# WORK TO COMPLETE
Repeat exactly the lines below from the line that contains "OCR this image." to the last line, inclusive, without the pictures.

Collected data entries
[Begin]
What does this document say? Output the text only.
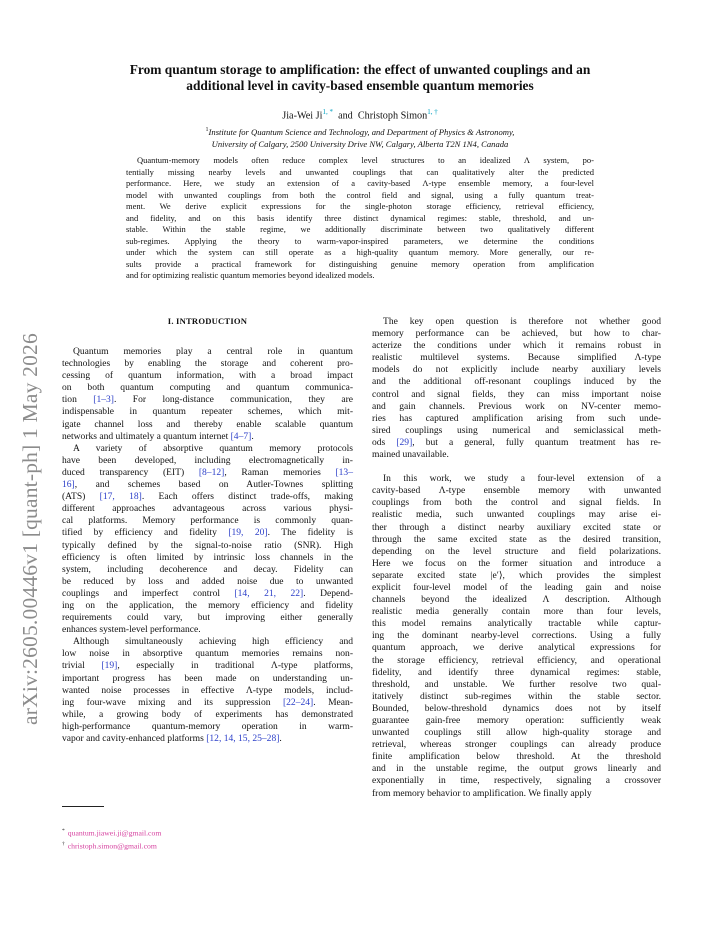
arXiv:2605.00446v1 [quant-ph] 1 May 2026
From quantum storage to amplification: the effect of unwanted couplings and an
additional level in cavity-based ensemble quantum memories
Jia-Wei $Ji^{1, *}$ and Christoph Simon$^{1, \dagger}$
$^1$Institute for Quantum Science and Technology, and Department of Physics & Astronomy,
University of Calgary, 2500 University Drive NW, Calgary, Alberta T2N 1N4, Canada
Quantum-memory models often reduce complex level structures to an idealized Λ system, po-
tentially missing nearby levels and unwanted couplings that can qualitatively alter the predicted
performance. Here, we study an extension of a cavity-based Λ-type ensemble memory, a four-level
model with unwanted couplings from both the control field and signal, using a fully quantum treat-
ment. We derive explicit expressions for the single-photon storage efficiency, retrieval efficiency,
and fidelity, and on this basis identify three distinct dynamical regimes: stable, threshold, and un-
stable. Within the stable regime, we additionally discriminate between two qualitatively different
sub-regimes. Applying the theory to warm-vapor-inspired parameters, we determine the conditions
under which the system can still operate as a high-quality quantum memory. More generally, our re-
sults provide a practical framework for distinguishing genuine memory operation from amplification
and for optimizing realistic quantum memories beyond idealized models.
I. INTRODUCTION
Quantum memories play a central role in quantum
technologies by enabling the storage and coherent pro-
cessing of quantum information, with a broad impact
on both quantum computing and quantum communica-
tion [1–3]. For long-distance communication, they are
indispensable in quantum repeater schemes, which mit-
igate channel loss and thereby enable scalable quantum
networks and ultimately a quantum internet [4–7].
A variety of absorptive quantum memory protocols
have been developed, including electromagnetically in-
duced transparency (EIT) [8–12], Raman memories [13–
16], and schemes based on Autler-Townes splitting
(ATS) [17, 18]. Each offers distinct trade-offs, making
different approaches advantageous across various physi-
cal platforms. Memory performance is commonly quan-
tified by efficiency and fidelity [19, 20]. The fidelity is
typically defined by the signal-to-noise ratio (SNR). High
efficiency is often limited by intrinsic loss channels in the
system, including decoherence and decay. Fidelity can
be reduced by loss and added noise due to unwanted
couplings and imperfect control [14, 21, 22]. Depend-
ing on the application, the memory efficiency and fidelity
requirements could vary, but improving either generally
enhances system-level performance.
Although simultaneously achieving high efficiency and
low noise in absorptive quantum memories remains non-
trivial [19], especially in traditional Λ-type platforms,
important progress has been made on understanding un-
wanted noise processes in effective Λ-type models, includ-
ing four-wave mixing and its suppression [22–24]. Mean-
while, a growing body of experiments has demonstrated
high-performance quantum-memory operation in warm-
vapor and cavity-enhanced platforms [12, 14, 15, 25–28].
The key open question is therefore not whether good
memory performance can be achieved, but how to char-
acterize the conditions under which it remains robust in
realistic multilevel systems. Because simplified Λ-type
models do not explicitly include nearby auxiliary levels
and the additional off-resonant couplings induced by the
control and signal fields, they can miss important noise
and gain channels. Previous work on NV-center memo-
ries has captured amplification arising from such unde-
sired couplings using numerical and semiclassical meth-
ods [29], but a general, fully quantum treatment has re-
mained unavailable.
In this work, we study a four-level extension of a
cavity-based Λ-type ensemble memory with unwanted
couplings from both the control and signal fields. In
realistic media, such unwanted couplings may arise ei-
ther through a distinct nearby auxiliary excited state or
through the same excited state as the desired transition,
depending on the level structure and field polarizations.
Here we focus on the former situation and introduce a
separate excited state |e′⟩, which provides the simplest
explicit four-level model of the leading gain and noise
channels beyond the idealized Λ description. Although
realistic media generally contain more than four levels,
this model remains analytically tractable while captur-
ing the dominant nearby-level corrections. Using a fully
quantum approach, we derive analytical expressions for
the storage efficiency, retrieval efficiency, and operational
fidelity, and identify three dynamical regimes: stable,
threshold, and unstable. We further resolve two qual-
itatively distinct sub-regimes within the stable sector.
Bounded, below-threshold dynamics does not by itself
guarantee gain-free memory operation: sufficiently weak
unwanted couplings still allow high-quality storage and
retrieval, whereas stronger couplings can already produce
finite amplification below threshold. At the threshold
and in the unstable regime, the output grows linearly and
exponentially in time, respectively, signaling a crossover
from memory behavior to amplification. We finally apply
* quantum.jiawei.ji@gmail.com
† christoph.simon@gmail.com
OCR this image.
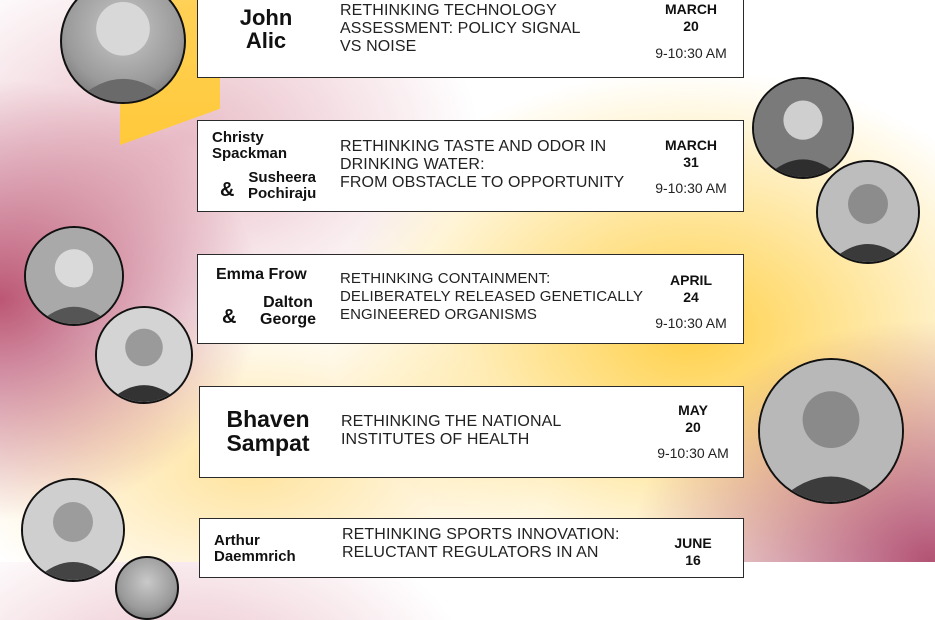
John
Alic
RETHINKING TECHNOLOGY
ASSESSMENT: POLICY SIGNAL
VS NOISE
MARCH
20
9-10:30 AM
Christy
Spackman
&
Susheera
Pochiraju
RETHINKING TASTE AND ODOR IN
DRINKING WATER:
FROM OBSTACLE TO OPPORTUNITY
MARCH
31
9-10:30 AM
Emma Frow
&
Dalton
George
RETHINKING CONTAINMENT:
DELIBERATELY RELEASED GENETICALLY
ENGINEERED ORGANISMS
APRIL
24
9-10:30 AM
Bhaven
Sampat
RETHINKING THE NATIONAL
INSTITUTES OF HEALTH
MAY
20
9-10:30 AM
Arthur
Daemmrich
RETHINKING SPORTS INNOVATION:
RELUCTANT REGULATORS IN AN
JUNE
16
[End]
# SOLUTION TO THE EXERCISE
OCR this image.
John
Alic
RETHINKING TECHNOLOGY
ASSESSMENT: POLICY SIGNAL
VS NOISE
MARCH
20
9-10:30 AM
Christy
Spackman
&
Susheera
Pochiraju
RETHINKING TASTE AND ODOR IN
DRINKING WATER:
FROM OBSTACLE TO OPPORTUNITY
MARCH
31
9-10:30 AM
Emma Frow
&
Dalton
George
RETHINKING CONTAINMENT:
DELIBERATELY RELEASED GENETICALLY
ENGINEERED ORGANISMS
APRIL
24
9-10:30 AM
Bhaven
Sampat
RETHINKING THE NATIONAL
INSTITUTES OF HEALTH
MAY
20
9-10:30 AM
Arthur
Daemmrich
RETHINKING SPORTS INNOVATION:
RELUCTANT REGULATORS IN AN
JUNE
16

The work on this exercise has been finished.